====== Trecho de origem

Espero que você tenha gostado desta análise. Se sim, curta esta publicação no Substack e comente o que achou. Assine esta newsletter para receber textos como esse — e coisas distintas sobre as quais ainda não tenho certeza. Vamos descobrir juntos.
Rapidinhas
Cinema com ciência
Vou num date (uuuu) bem nerdola na semana que vem. O (respira fundo) Centro Internacional de Física Teórica & Instituto Sul-Americano de Pesquisa Fundamental (ICTP-SAIFR) (expira) organiza em parceria com o Reag Belas Artes sessões de cinema de ficção científica seguidos de debates com pesquisadores, o Ciência no Cinema. Eu vi A Chegada lá — com uma discussão foda com a tradutora e amiga pessoal Jana Bianchi e o físico Marcelo Munhoz.
Dia 20/10, às 19h30, vai rolar “Teoria de Tudo”, com debate com o físico Nathan Berkovits, da IFT-Unesp e diretor da ICTP-SAIFR.
Eu estarei num date, então se você decidir ir, pode até me dar uma abraço — porém infelizmente meus planos são de dormir junto com outra pessoa.
A não ser que ela se interesse por você também. Sim, eu só saio com gente sem vergonha.
Sekiro: Shadows Die Um Monte de Vezes
Terminei 90% de Sekiro e senti uma vontade muito grande de escrever sobre ele. Vai rolar, no mesmo estilo do texto sobre Hades, mas ainda estou digerindo — e falta UM CHEFE nessa desgraça.

============

> Tarefa 1
Responda às perguntas abaixo com base no trecho da newsletter.
(a) Qual filme será exibido no dia 20/10, às 19h30?
(b) Que físico participará do debate após essa sessão?
(c) Que porcentagem de Sekiro foi concluída?
> Tarefa 2
Reproduza fielmente uma parte do trecho da newsletter: comece nas palavras que contêm "Espero que você" e pare depois de "diretor da ICTP-SAIFR.".
> Tarefa 3
Dê seguimento ao trecho da newsletter sobre a sessão de cinema e o jogo Sekiro, a partir da última frase dele.

====== Linhas listadas

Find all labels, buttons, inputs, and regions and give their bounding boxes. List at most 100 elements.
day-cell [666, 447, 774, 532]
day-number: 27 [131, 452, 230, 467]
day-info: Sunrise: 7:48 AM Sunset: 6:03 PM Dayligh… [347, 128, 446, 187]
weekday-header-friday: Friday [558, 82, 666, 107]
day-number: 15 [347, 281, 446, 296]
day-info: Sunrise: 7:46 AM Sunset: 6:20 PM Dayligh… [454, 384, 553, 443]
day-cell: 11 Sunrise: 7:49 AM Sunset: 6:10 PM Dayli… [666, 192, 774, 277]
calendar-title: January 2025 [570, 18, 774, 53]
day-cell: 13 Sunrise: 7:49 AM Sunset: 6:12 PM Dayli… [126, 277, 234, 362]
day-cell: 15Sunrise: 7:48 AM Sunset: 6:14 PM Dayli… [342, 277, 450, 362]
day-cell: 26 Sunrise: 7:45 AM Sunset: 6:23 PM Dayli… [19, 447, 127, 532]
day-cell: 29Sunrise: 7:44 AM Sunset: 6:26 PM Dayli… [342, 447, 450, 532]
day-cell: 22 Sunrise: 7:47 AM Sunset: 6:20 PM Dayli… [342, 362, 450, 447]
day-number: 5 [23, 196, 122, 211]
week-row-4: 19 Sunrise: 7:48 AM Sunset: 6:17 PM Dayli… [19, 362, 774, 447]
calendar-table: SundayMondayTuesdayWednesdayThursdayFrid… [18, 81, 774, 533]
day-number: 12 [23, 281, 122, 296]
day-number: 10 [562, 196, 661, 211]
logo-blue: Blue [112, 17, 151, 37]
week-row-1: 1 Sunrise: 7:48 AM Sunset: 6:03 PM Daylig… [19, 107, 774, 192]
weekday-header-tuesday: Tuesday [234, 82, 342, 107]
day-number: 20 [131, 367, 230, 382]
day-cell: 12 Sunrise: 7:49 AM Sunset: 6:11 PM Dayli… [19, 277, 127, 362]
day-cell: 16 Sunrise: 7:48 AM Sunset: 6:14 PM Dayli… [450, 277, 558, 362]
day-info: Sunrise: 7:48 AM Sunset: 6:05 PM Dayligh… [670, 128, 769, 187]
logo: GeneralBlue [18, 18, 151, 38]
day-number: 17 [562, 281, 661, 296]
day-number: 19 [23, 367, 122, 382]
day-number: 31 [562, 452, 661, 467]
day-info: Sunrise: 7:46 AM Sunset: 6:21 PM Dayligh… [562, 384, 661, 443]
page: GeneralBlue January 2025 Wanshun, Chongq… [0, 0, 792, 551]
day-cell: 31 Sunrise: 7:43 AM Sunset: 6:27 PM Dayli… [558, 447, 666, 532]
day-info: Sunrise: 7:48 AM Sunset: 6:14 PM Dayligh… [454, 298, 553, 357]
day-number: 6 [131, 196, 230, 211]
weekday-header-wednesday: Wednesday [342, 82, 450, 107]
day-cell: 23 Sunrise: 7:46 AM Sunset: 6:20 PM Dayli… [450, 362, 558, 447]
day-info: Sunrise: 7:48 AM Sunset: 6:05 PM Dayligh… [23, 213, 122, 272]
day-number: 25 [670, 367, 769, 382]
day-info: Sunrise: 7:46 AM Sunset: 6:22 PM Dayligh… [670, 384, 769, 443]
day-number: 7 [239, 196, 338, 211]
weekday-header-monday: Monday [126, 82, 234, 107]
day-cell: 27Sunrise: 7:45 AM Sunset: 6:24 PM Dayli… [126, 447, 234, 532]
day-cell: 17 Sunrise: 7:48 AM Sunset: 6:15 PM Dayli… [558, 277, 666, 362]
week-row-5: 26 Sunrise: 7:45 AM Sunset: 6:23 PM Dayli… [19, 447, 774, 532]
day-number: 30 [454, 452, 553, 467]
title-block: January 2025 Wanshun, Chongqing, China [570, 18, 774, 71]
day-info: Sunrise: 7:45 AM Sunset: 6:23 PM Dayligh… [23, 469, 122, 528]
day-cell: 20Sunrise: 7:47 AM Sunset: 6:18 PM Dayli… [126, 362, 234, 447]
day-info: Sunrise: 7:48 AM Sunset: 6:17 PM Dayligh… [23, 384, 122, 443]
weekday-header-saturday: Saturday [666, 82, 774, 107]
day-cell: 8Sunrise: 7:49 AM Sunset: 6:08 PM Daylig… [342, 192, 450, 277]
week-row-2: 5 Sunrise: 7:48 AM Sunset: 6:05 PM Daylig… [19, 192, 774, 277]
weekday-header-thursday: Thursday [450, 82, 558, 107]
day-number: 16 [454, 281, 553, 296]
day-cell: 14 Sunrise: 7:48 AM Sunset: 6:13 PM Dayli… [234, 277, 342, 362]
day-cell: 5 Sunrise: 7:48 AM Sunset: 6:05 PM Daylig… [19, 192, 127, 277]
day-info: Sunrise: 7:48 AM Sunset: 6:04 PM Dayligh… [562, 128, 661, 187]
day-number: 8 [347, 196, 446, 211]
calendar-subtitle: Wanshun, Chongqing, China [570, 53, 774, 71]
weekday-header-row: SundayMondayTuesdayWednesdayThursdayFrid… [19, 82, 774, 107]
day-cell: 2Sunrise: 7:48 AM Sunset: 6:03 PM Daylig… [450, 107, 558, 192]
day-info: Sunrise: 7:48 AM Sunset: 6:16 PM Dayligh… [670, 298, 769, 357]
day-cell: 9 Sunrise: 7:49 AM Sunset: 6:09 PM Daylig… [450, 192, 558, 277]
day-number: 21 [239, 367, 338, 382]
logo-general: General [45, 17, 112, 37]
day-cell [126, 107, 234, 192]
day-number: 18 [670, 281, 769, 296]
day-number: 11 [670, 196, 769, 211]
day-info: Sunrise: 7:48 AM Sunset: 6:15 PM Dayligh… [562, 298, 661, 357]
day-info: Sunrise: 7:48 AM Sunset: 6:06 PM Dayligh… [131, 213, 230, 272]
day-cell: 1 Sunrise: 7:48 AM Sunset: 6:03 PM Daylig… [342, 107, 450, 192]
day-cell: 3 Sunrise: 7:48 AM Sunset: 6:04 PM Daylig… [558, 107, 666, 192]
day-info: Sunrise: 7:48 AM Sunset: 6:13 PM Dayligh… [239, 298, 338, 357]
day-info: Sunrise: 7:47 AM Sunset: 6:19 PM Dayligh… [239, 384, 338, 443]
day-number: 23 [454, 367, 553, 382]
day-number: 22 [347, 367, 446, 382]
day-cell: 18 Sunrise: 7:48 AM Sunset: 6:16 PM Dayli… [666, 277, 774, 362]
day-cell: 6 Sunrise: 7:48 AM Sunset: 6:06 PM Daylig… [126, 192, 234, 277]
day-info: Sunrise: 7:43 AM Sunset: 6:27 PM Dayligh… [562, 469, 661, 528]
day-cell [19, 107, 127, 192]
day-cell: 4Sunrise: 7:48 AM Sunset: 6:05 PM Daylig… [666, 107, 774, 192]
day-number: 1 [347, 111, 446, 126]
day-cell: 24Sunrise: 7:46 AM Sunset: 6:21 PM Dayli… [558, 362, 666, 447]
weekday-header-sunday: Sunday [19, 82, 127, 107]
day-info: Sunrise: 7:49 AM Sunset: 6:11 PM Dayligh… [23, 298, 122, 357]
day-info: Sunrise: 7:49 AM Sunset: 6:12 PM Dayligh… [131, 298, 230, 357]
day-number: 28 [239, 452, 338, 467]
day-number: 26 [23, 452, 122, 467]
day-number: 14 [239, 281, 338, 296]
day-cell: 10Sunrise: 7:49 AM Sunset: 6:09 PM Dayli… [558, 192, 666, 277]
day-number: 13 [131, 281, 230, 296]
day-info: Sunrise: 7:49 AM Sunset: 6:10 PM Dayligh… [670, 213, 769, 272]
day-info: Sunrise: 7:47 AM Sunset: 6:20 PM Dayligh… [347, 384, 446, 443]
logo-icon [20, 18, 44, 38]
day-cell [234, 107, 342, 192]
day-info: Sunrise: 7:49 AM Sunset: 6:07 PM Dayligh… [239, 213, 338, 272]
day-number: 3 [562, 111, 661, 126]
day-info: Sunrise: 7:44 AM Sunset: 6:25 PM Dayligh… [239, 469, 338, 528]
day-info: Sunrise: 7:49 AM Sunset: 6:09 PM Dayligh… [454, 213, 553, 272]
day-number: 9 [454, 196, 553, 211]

============

> Espaço para resposta 1
(a) "Teoria de Tudo".
(b) O físico Nathan Berkovits, da IFT-Unesp e diretor da ICTP-SAIFR.
(c) 90%.

> Espaço para resposta 2
Espero que você tenha gostado desta análise. Se sim, curta esta publicação no Substack e comente o que achou. Assine esta newsletter para receber textos como esse — e coisas distintas sobre as quais ainda não tenho certeza. Vamos descobrir juntos.
Rapidinhas
Cinema com ciência
Vou num date (uuuu) bem nerdola na semana que vem. O (respira fundo) Centro Internacional de Física Teórica & Instituto Sul-Americano de Pesquisa Fundamental (ICTP-SAIFR) (expira) organiza em parceria com o Reag Belas Artes sessões de cinema de ficção científica seguidos de debates com pesquisadores, o Ciência no Cinema. Eu vi A Chegada lá — com uma discussão foda com a tradutora e amiga pessoal Jana Bianchi e o físico Marcelo Munhoz.
Dia 20/10, às 19h30, vai rolar “Teoria de Tudo”, com debate com o físico Nathan Berkovits, da IFT-Unesp e diretor da ICTP-SAIFR.

> Espaço para resposta 3
Se você não leu:
Cinco filmes em um fim de semana
Tava um frio da porra em São Paulo, então deitei sob as cobertas na minha caminha na sexta-feira e só me levantei no domingo à noite. Neste tempo absolutamente ocioso, resolvi matar uns itens na minha wishlist do Letterboxd.
Late Night With The Devil (2023 - Cameron & Colin Cairnes): Filme de horror bem divertido, com uma estética toda específica que parece um programa de auditório dos anos 70. Três estrelas e meia, vale ver, mas não é nada excepcional.
The Artifice Girl (2022 - Franklin Ritch): Sci-fi sobre inteligência artificial (mais especificamente Artifical General Inteligence) que entregou menos do que prometeu. É legal e tal mas acaba exatamente no ponto do “e agora?”. Duas estrelas e meia (ou seja, médio).
Twelve Monkeys (1995 - Terry Gilliam): Sci-fi sensacional com Bruce Willis fazendo um maluco que viaja no tempo pra entender uma pandemia global. É bem interessante vê-lo após viver… bem, uma pandemia global de verdade. Estética foda, atuação foda, história quase foda. Quatro estrelas.
Brazil (1985 - Terry Gilliam): Que zona da porra. Nesse sci-fi (dez anos antes de 12 Macacos), Terry Gilliam tomou doze quilos de ácido e dirigiu essa lambança que fala sobre burocracia, fascismo e estética, mas que acaba num romance bobíssimo. Vale a pena ver? SIM, o visual do filme é sensacional, Jonathan Pryce tá sensacional e Robert De Niro rouba a cena. Mas vá sabendo que é uma bagunça do caralho e que, no fim, leva só duas estrelas.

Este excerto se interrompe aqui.